> **SHORT TASK**: All lines holding the string "Hémiptères" are to be shown.

> **GIVEN RECORDS**:
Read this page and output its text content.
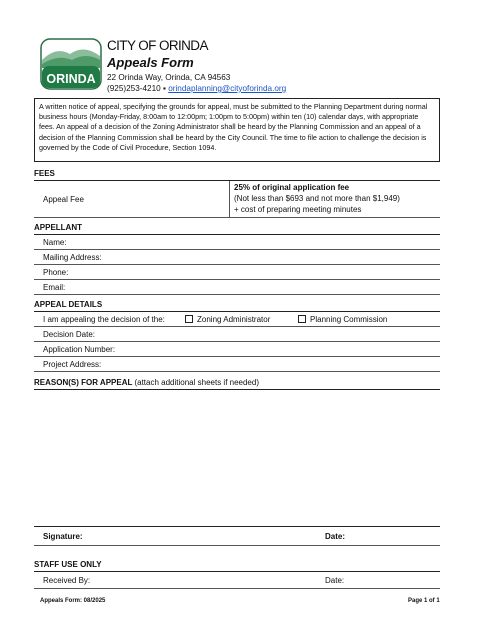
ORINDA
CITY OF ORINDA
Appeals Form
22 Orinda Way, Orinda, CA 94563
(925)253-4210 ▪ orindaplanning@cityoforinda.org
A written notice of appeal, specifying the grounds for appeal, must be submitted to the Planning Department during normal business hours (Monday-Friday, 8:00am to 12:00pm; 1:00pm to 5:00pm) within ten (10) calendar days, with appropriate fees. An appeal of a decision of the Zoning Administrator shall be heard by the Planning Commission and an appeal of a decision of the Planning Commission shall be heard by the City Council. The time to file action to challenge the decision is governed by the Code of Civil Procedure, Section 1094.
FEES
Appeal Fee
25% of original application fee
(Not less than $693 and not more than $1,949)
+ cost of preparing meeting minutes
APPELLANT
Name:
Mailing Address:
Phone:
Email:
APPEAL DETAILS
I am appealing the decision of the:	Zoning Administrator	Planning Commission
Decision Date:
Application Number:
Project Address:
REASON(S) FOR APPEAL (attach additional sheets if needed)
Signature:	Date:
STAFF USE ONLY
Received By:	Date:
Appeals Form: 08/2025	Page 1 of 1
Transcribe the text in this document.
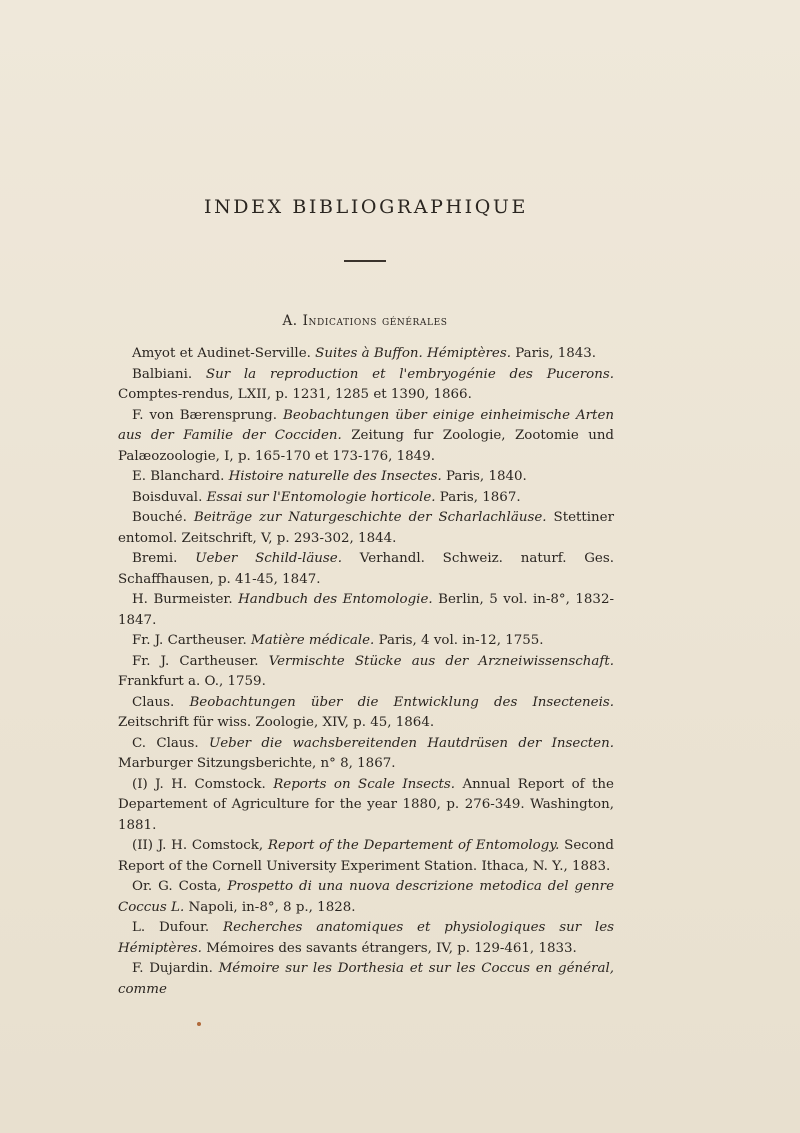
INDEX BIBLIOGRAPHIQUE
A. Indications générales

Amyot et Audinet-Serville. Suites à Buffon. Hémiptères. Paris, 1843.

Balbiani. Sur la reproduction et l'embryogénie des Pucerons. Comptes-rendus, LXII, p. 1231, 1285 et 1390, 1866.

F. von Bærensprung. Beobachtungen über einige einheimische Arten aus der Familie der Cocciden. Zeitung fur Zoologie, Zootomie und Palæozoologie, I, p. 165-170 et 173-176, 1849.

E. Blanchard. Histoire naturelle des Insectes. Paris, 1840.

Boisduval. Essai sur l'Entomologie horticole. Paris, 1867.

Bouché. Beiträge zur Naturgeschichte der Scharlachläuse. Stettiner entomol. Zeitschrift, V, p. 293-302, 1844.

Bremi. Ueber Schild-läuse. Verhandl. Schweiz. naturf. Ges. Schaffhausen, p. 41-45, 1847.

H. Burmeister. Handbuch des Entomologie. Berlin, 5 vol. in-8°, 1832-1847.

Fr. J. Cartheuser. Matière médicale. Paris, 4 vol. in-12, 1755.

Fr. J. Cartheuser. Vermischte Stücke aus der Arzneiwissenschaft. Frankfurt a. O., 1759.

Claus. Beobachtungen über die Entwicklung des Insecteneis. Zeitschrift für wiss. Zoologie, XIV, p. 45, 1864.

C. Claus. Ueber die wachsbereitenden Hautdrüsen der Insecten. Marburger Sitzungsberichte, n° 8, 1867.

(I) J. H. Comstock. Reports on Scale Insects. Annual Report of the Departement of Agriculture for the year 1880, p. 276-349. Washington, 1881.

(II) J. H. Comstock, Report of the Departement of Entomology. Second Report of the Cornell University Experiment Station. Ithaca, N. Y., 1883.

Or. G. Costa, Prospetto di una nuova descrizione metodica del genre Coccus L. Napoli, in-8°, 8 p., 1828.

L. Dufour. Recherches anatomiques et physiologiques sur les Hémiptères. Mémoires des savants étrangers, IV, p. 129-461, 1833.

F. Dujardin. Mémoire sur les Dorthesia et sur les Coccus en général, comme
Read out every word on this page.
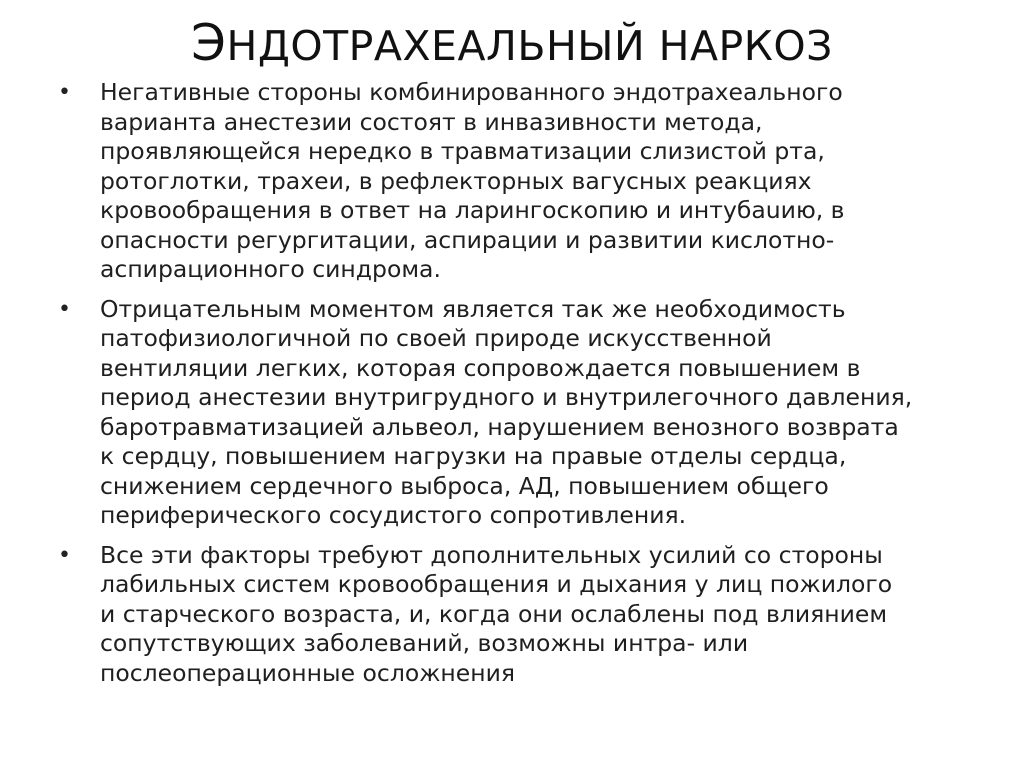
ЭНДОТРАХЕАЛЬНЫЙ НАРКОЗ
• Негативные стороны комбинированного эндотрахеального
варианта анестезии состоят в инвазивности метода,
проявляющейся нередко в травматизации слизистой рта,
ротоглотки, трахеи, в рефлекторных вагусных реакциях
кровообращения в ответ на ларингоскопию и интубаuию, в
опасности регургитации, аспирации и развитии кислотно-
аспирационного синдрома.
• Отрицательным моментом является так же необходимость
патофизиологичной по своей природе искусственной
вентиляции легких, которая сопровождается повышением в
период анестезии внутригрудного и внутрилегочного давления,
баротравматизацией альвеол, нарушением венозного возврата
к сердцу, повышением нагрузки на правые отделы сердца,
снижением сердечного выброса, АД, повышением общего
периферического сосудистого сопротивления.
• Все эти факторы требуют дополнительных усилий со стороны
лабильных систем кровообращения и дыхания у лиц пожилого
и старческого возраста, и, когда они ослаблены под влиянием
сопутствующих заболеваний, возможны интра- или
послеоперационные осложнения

> **EXPECTED ANSWER**:
Amyot et Audinet-Serville. Suites à Buffon. Hémiptères. Paris, 1843.
L. Dufour. Recherches anatomiques et physiologiques sur les Hémiptères. Mémoires des savants étrangers, IV, p. 129-461, 1833.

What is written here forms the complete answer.